# start of Data for the task

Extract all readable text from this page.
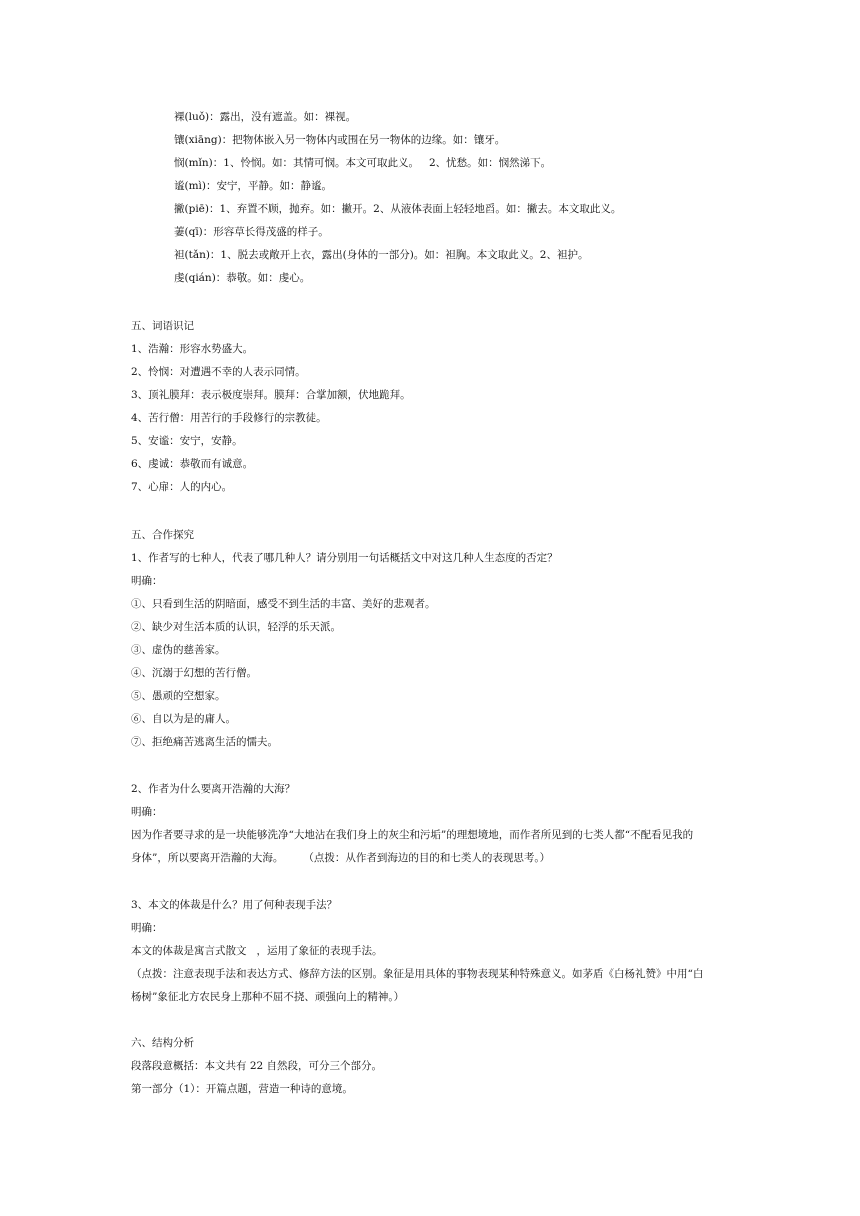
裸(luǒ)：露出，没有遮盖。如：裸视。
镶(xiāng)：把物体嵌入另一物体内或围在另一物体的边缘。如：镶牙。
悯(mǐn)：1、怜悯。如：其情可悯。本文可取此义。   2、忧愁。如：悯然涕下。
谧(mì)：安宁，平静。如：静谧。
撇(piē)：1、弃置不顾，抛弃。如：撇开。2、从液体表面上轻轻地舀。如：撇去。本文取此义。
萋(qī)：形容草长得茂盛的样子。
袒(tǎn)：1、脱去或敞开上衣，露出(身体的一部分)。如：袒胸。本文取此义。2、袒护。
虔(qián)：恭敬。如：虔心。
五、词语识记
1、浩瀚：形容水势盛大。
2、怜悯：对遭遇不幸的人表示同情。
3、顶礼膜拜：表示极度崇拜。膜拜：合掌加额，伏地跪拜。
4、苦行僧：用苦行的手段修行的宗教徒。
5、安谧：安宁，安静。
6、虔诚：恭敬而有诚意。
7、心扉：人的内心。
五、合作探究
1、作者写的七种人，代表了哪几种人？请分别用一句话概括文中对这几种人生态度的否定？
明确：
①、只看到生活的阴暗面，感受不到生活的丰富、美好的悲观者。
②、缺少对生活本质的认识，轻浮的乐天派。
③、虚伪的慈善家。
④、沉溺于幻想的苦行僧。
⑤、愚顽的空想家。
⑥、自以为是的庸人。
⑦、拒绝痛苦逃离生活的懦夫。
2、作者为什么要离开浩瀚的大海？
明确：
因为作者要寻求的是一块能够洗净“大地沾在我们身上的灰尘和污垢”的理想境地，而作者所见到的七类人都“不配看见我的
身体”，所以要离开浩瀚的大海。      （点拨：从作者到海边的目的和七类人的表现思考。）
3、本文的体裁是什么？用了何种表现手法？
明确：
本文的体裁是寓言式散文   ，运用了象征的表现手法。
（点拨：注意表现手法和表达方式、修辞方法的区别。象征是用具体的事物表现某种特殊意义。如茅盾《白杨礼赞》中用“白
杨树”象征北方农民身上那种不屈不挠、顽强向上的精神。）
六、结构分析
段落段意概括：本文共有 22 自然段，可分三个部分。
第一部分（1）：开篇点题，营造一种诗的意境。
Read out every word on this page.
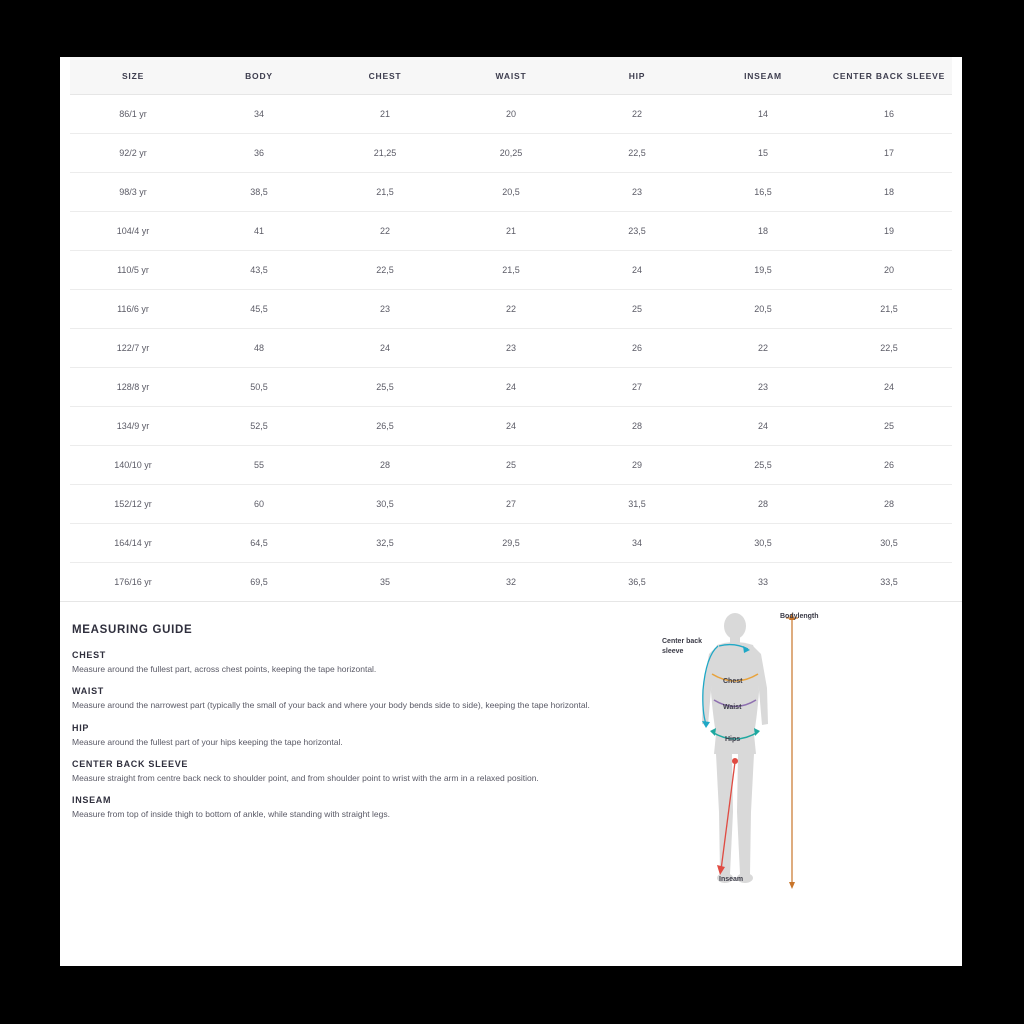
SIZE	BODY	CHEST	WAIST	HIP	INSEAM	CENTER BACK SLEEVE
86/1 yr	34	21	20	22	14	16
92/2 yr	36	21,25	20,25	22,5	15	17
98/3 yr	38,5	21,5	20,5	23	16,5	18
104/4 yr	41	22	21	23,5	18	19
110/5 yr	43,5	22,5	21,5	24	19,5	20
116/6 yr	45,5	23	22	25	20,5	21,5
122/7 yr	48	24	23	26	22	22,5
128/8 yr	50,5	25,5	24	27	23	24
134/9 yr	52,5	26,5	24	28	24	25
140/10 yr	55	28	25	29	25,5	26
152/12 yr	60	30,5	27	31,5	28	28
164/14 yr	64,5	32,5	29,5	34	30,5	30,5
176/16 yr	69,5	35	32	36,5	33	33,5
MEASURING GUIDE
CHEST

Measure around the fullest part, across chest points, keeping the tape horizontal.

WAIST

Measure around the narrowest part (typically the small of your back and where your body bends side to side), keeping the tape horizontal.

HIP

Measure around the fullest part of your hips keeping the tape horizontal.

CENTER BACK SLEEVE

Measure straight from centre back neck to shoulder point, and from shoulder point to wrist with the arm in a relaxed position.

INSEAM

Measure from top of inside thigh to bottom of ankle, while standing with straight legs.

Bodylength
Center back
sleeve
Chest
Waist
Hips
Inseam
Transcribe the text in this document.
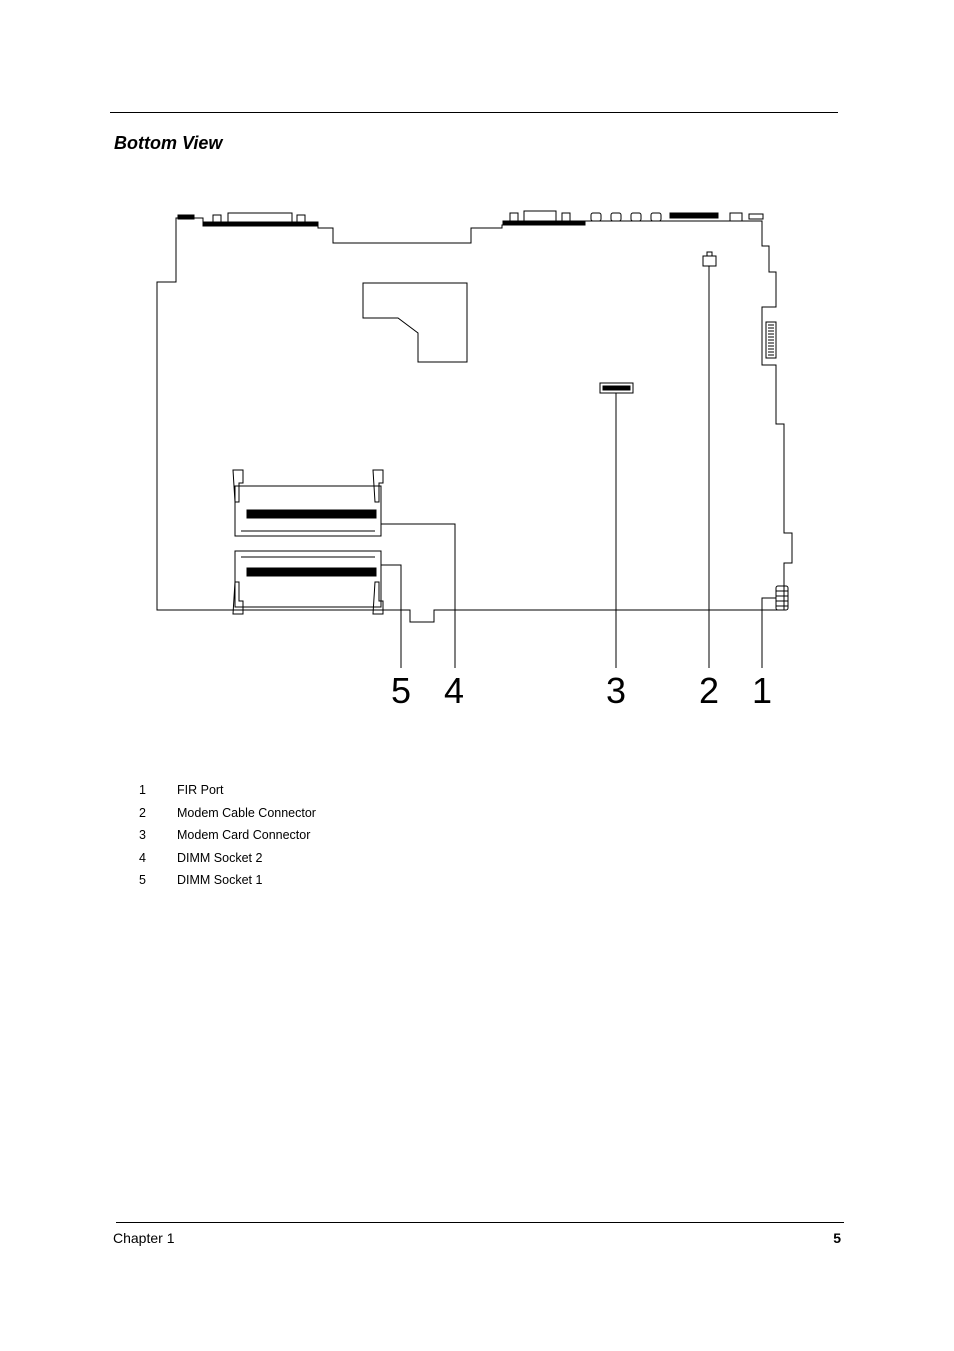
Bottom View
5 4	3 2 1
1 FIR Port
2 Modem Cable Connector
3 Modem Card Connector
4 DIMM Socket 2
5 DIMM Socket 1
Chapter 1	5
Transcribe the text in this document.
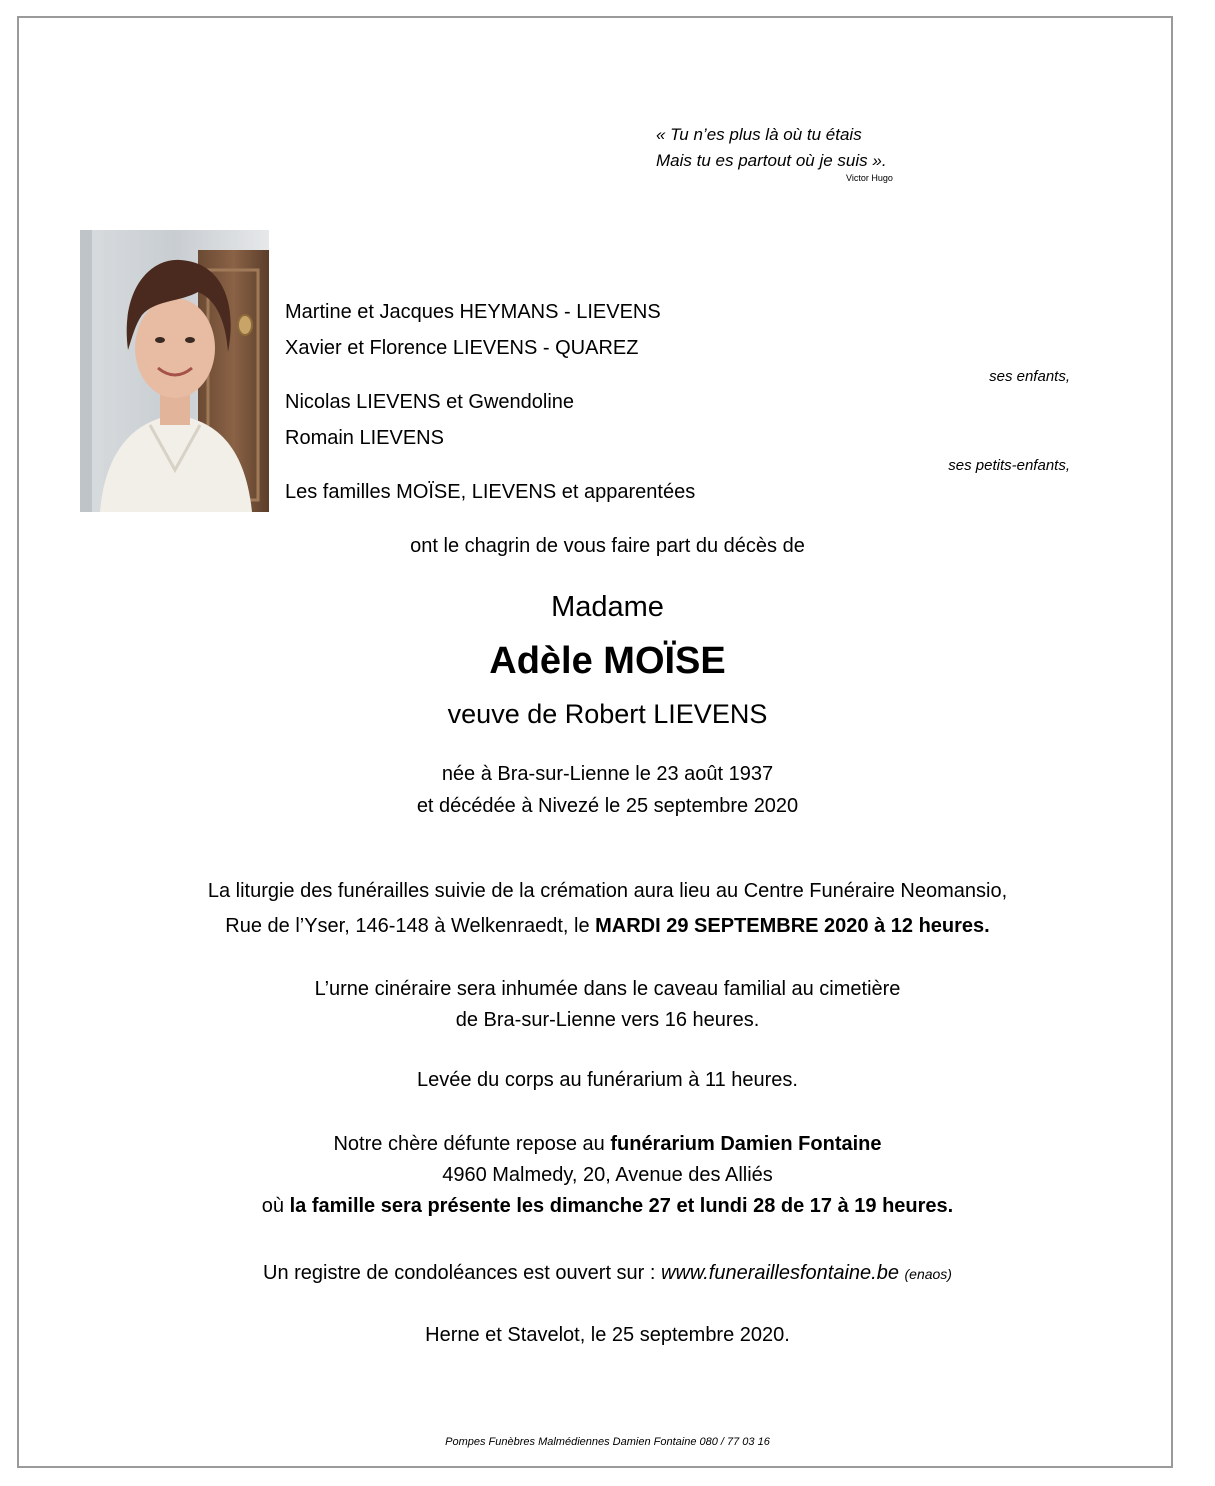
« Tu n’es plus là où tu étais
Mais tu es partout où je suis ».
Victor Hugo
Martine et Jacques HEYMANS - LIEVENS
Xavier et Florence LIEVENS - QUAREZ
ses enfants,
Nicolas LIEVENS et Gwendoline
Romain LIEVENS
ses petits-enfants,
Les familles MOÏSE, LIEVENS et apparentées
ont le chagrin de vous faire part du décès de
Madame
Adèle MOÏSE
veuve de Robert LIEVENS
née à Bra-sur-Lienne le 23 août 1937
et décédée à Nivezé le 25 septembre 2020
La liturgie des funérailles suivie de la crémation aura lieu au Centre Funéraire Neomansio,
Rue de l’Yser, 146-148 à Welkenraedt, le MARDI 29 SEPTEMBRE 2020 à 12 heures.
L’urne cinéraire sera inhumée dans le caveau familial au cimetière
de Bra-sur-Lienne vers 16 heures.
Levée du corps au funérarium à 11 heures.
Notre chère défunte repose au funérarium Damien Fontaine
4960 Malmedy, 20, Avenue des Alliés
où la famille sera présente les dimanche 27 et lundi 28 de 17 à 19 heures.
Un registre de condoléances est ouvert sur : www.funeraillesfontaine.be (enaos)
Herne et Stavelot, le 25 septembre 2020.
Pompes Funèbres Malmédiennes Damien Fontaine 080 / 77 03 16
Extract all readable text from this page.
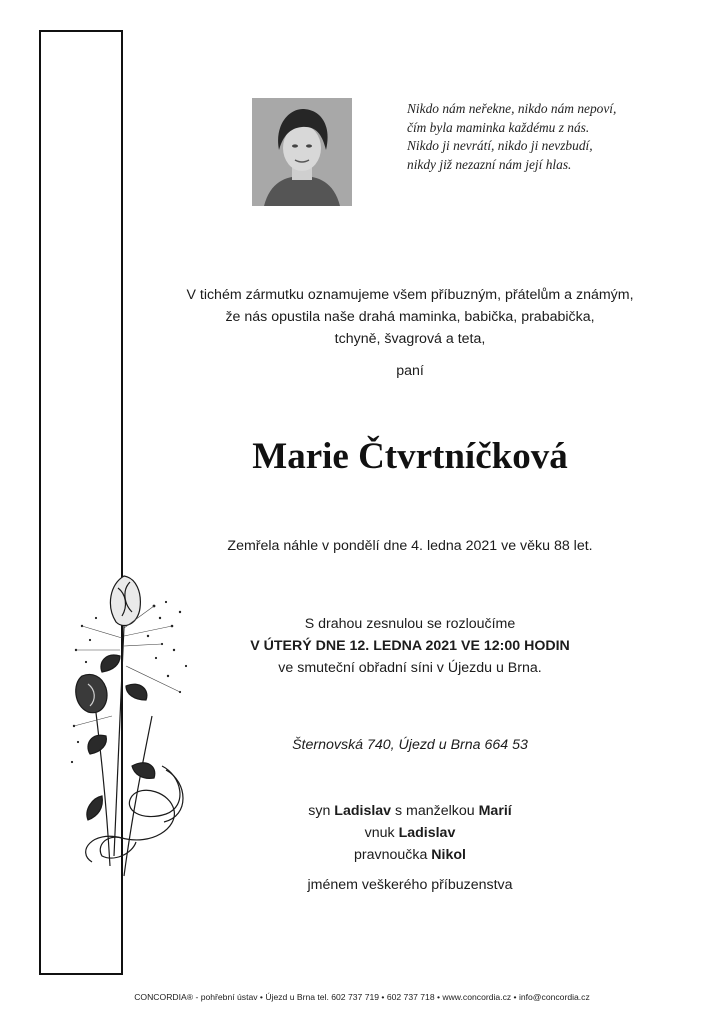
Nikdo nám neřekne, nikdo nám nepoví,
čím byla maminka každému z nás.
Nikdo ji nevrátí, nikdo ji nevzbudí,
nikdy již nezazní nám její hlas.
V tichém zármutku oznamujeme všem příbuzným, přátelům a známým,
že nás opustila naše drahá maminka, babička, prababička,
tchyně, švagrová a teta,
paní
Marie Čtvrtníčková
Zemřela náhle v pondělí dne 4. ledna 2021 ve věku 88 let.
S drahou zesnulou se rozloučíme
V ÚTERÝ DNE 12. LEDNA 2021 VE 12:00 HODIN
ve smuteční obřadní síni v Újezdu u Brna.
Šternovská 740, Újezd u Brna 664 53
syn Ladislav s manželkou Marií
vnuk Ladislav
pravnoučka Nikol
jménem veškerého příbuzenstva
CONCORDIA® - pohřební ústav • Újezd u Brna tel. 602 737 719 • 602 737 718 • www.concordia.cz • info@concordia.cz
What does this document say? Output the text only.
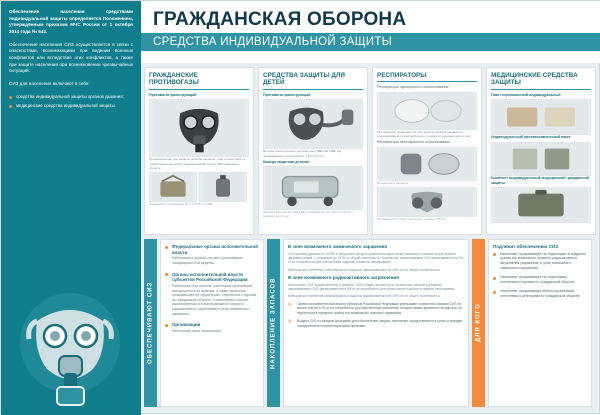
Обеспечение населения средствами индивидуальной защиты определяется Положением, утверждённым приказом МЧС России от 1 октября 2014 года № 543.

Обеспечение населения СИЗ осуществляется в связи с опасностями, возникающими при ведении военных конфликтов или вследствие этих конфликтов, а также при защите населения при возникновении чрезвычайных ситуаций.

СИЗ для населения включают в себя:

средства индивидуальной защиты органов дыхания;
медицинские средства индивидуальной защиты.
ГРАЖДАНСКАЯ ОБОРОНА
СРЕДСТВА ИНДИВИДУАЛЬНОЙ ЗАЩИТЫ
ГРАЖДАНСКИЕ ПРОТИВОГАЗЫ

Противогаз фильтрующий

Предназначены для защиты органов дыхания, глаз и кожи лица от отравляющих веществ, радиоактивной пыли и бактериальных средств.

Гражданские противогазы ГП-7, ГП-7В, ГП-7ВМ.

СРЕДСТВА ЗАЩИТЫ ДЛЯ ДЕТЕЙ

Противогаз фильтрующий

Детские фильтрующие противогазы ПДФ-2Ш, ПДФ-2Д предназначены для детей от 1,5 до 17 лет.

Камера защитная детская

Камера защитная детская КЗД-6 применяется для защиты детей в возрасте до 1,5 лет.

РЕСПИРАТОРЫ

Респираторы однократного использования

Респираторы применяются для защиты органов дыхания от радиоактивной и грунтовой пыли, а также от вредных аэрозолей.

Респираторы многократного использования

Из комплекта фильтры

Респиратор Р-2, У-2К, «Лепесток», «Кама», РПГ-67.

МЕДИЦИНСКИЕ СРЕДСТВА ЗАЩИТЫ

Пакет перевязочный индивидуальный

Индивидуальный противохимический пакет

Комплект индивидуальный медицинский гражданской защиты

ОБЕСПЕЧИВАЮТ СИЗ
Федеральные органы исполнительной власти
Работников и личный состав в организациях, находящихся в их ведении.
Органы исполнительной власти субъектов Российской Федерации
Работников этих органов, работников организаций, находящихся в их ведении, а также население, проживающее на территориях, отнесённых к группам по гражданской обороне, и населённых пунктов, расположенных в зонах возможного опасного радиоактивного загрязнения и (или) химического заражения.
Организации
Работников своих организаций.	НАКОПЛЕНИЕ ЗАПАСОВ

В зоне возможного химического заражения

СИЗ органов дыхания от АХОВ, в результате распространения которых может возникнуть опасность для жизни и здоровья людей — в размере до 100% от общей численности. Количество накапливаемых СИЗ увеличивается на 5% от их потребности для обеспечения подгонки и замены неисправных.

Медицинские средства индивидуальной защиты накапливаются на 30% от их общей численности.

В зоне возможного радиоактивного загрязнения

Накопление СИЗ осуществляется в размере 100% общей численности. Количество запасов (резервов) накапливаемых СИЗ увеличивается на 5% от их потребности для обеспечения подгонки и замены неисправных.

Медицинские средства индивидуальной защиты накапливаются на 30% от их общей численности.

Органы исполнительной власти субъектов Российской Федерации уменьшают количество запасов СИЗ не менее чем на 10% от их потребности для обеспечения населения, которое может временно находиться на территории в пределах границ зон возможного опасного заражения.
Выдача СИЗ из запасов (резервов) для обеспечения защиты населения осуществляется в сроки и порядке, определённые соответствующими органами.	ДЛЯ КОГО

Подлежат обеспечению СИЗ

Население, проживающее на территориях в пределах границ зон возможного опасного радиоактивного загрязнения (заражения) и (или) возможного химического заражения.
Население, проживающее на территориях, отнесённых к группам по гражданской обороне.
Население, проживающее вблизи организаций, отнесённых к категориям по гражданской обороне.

# end of Data for the task

## Task to complete
Return every line containing "with".

## Expected answer
Measure straight from centre back neck to shoulder point, and from shoulder point to wrist with the arm in a relaxed position.
Measure from top of inside thigh to bottom of ankle, while standing with straight legs.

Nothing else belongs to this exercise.